#### Supplied information
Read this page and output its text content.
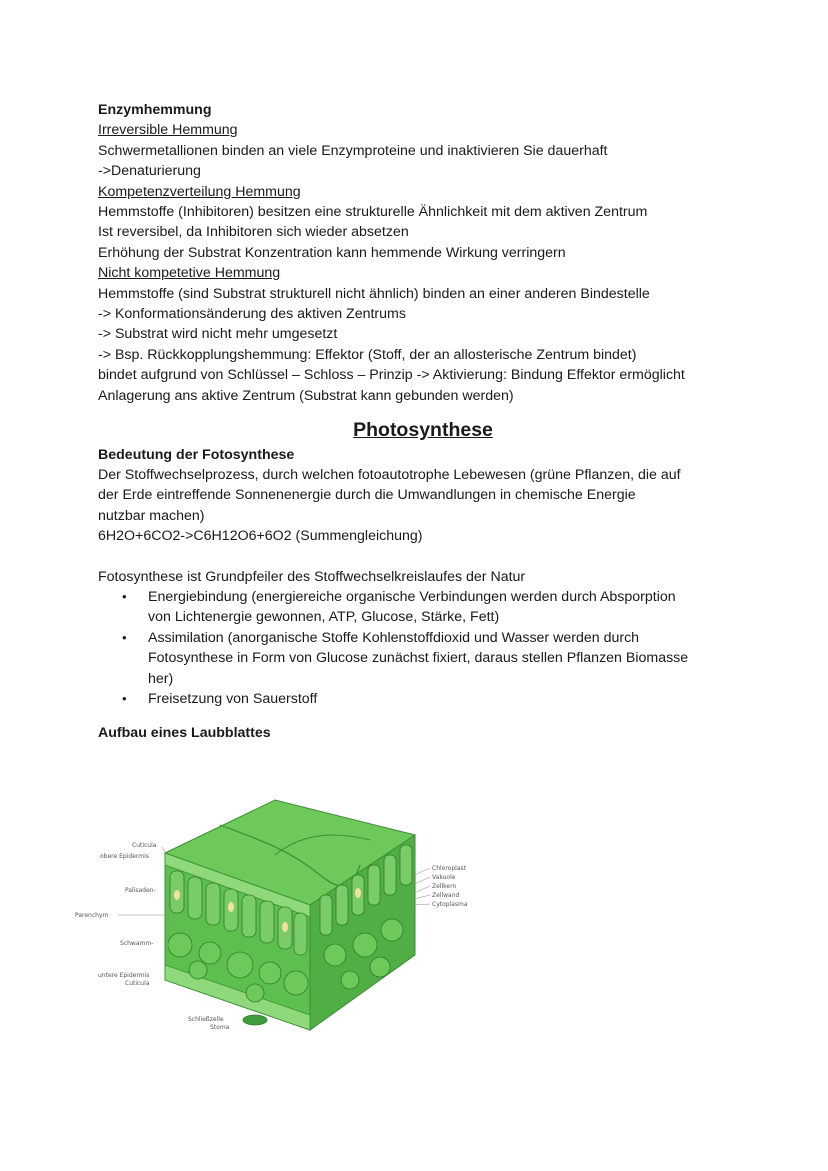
Enzymhemmung
Irreversible Hemmung
Schwermetallionen binden an viele Enzymproteine und inaktivieren Sie dauerhaft
->Denaturierung
Kompetenzverteilung Hemmung
Hemmstoffe (Inhibitoren) besitzen eine strukturelle Ähnlichkeit mit dem aktiven Zentrum
Ist reversibel, da Inhibitoren sich wieder absetzen
Erhöhung der Substrat Konzentration kann hemmende Wirkung verringern
Nicht kompetetive Hemmung
Hemmstoffe (sind Substrat strukturell nicht ähnlich) binden an einer anderen Bindestelle
-> Konformationsänderung des aktiven Zentrums
-> Substrat wird nicht mehr umgesetzt
-> Bsp. Rückkopplungshemmung: Effektor (Stoff, der an allosterische Zentrum bindet)
bindet aufgrund von Schlüssel – Schloss – Prinzip -> Aktivierung: Bindung Effektor ermöglicht
Anlagerung ans aktive Zentrum (Substrat kann gebunden werden)
Photosynthese
Bedeutung der Fotosynthese
Der Stoffwechselprozess, durch welchen fotoautotrophe Lebewesen (grüne Pflanzen, die auf
der Erde eintreffende Sonnenenergie durch die Umwandlungen in chemische Energie
nutzbar machen)
6H2O+6CO2->C6H12O6+6O2 (Summengleichung)
Fotosynthese ist Grundpfeiler des Stoffwechselkreislaufes der Natur
• Energiebindung (energiereiche organische Verbindungen werden durch Absporption
von Lichtenergie gewonnen, ATP, Glucose, Stärke, Fett)
• Assimilation (anorganische Stoffe Kohlenstoffdioxid und Wasser werden durch
Fotosynthese in Form von Glucose zunächst fixiert, daraus stellen Pflanzen Biomasse
her)
• Freisetzung von Sauerstoff
Aufbau eines Laubblattes
Cuticula
obere Epidermis
Palisaden-
Parenchym
Schwamm-
untere Epidermis
Cuticula
Schließzelle
Stoma
Chloroplast
Vakuole
Zellkern
Zellwand
Cytoplasma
########
__Try it__
Could you copy the lines above exactly and skip the images?

__Response to the exercise__
Read this page and output its text content.
Enzymhemmung
Irreversible Hemmung
Schwermetallionen binden an viele Enzymproteine und inaktivieren Sie dauerhaft
->Denaturierung
Kompetenzverteilung Hemmung
Hemmstoffe (Inhibitoren) besitzen eine strukturelle Ähnlichkeit mit dem aktiven Zentrum
Ist reversibel, da Inhibitoren sich wieder absetzen
Erhöhung der Substrat Konzentration kann hemmende Wirkung verringern
Nicht kompetetive Hemmung
Hemmstoffe (sind Substrat strukturell nicht ähnlich) binden an einer anderen Bindestelle
-> Konformationsänderung des aktiven Zentrums
-> Substrat wird nicht mehr umgesetzt
-> Bsp. Rückkopplungshemmung: Effektor (Stoff, der an allosterische Zentrum bindet)
bindet aufgrund von Schlüssel – Schloss – Prinzip -> Aktivierung: Bindung Effektor ermöglicht
Anlagerung ans aktive Zentrum (Substrat kann gebunden werden)
Photosynthese
Bedeutung der Fotosynthese
Der Stoffwechselprozess, durch welchen fotoautotrophe Lebewesen (grüne Pflanzen, die auf
der Erde eintreffende Sonnenenergie durch die Umwandlungen in chemische Energie
nutzbar machen)
6H2O+6CO2->C6H12O6+6O2 (Summengleichung)
Fotosynthese ist Grundpfeiler des Stoffwechselkreislaufes der Natur
• Energiebindung (energiereiche organische Verbindungen werden durch Absporption
von Lichtenergie gewonnen, ATP, Glucose, Stärke, Fett)
• Assimilation (anorganische Stoffe Kohlenstoffdioxid und Wasser werden durch
Fotosynthese in Form von Glucose zunächst fixiert, daraus stellen Pflanzen Biomasse
her)
• Freisetzung von Sauerstoff
Aufbau eines Laubblattes
Cuticula
obere Epidermis
Palisaden-
Parenchym
Schwamm-
untere Epidermis
Cuticula
Schließzelle
Stoma
Chloroplast
Vakuole
Zellkern
Zellwand
Cytoplasma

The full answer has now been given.